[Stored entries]

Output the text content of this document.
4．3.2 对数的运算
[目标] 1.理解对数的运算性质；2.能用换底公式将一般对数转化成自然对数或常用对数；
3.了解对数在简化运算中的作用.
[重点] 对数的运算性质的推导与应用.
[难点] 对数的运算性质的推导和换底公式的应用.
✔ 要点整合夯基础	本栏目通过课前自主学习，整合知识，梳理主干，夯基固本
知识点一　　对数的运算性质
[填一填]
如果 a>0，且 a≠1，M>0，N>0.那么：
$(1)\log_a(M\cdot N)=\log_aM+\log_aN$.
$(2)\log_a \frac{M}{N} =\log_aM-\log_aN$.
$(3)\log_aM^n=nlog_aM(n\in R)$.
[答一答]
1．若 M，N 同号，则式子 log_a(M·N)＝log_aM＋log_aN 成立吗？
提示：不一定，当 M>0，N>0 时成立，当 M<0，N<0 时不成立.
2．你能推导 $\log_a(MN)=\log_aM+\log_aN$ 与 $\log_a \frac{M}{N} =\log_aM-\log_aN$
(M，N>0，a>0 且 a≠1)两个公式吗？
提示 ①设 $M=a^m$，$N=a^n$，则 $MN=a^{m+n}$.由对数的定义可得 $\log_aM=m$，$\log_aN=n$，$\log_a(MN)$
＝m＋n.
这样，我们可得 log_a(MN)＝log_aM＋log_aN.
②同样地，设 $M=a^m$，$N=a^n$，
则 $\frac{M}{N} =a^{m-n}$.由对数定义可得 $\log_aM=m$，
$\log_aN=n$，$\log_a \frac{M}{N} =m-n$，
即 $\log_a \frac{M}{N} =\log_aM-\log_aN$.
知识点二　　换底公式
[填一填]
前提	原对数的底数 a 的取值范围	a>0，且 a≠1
...
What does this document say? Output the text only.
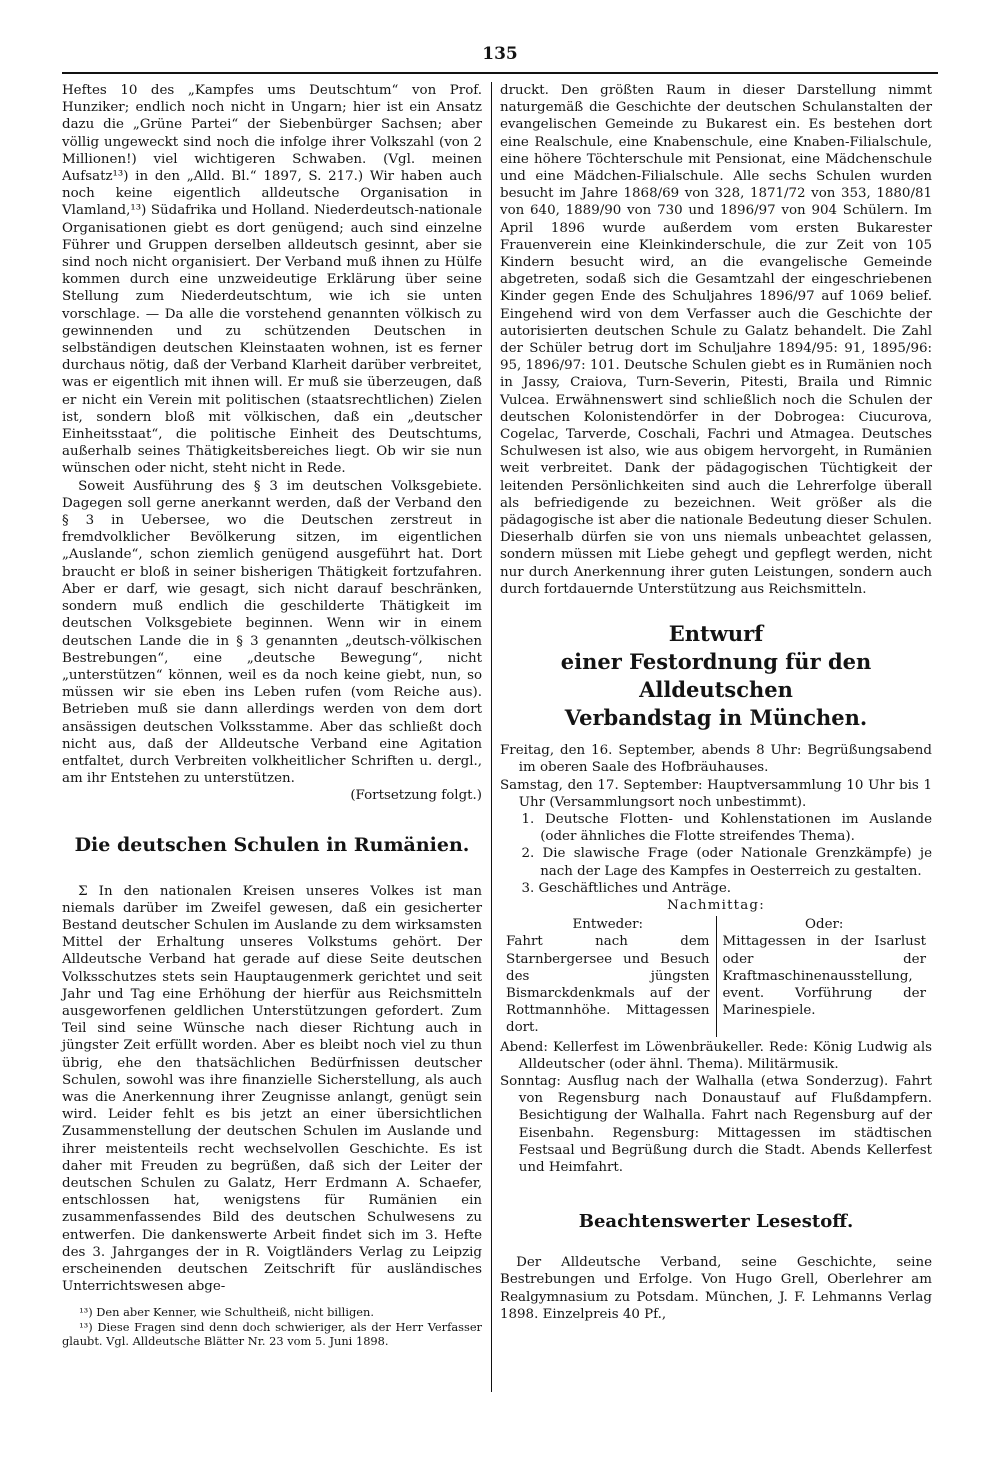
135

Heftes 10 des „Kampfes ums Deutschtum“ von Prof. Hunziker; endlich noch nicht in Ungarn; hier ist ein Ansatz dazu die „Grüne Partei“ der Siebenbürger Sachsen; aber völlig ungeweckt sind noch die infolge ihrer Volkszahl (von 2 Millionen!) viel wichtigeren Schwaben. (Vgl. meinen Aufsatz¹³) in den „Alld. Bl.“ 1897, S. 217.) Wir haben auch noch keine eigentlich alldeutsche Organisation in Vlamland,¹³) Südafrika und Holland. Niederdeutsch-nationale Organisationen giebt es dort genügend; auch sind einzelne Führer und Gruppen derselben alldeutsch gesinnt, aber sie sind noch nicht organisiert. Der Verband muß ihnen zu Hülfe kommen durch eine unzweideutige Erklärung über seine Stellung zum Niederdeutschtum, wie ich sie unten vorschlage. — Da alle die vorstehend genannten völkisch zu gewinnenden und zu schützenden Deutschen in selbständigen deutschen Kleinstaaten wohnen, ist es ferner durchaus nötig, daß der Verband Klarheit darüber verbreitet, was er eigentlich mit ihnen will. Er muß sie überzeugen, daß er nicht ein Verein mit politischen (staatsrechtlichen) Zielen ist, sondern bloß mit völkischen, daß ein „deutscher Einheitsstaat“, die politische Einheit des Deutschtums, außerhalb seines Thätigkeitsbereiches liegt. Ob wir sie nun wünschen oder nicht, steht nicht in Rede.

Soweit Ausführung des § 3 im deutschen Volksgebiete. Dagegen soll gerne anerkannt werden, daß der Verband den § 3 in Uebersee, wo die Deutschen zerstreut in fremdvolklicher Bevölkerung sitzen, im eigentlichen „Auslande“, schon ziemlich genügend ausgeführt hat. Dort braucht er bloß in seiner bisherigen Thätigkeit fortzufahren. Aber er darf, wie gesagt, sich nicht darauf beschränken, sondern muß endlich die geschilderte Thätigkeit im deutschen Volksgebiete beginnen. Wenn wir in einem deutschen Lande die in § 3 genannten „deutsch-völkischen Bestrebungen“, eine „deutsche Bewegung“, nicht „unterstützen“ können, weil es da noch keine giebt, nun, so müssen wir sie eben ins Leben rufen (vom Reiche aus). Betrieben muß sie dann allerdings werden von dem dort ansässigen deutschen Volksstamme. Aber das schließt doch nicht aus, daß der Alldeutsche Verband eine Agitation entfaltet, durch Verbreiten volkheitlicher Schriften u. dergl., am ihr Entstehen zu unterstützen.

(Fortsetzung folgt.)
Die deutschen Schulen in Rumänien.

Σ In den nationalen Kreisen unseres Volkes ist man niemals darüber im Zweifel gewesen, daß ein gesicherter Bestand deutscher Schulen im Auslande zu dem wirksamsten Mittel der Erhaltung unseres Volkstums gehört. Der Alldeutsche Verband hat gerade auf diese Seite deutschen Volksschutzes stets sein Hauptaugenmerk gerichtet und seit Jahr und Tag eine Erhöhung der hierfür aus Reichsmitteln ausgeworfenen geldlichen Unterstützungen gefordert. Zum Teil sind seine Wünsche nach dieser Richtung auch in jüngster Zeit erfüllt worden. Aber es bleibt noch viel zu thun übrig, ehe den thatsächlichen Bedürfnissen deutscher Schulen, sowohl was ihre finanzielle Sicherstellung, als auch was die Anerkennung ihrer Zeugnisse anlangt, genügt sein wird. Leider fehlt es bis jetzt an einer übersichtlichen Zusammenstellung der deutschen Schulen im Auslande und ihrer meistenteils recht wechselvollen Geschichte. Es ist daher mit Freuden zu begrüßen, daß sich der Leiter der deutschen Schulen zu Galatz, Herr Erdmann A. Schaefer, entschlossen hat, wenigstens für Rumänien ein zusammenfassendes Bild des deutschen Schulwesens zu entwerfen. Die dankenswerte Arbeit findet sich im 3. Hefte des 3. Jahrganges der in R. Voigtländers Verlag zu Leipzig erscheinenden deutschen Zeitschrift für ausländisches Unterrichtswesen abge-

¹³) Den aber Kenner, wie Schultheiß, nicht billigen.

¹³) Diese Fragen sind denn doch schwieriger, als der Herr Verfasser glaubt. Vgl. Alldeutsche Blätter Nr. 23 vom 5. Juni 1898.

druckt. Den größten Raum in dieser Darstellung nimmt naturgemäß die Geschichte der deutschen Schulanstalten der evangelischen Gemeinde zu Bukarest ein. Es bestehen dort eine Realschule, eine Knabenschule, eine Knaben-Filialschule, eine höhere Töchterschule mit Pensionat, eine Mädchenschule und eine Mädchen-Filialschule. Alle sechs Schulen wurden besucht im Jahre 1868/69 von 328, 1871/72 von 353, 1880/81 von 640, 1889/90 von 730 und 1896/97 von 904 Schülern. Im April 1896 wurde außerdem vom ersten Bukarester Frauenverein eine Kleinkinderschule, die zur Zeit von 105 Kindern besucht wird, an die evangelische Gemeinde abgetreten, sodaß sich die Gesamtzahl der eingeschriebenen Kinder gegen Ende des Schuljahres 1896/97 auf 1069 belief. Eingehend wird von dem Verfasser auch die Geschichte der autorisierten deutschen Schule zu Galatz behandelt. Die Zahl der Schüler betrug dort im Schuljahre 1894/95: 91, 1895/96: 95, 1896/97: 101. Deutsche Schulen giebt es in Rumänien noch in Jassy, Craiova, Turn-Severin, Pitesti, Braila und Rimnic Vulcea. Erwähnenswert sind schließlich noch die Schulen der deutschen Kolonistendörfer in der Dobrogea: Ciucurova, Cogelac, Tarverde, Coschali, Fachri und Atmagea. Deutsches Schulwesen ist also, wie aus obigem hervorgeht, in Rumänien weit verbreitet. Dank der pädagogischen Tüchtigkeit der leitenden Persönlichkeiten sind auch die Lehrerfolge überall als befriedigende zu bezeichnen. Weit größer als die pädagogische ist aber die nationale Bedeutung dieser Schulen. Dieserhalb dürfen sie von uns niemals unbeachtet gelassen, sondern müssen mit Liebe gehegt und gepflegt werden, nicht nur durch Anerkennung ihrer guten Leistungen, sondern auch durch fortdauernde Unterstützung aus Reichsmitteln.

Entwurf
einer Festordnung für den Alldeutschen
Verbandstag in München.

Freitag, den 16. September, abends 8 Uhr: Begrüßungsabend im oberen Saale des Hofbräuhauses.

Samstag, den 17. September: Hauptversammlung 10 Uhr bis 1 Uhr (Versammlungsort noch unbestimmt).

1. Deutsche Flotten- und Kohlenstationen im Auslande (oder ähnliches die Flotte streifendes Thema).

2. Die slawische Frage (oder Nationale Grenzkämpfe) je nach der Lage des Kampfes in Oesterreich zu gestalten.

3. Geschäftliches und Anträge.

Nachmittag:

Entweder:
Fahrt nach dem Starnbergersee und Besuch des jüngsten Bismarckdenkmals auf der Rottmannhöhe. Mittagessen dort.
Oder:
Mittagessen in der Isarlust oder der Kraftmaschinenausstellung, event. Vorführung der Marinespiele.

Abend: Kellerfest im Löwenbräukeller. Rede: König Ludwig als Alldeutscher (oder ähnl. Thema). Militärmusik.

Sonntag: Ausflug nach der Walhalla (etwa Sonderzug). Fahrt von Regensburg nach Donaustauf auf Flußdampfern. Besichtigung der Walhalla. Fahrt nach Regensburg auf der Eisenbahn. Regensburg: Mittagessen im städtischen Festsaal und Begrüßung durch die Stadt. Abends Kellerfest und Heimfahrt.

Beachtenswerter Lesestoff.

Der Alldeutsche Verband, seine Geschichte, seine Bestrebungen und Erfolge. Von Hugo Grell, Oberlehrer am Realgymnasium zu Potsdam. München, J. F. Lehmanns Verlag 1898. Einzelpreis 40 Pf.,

[The task]: Copy each line holding the word "September" from the listing above.

[The answer]:
Freitag, den 16. September, abends 8 Uhr: Begrüßungsabend im oberen Saale des Hofbräuhauses.
Samstag, den 17. September: Hauptversammlung 10 Uhr bis 1 Uhr (Versammlungsort noch unbestimmt).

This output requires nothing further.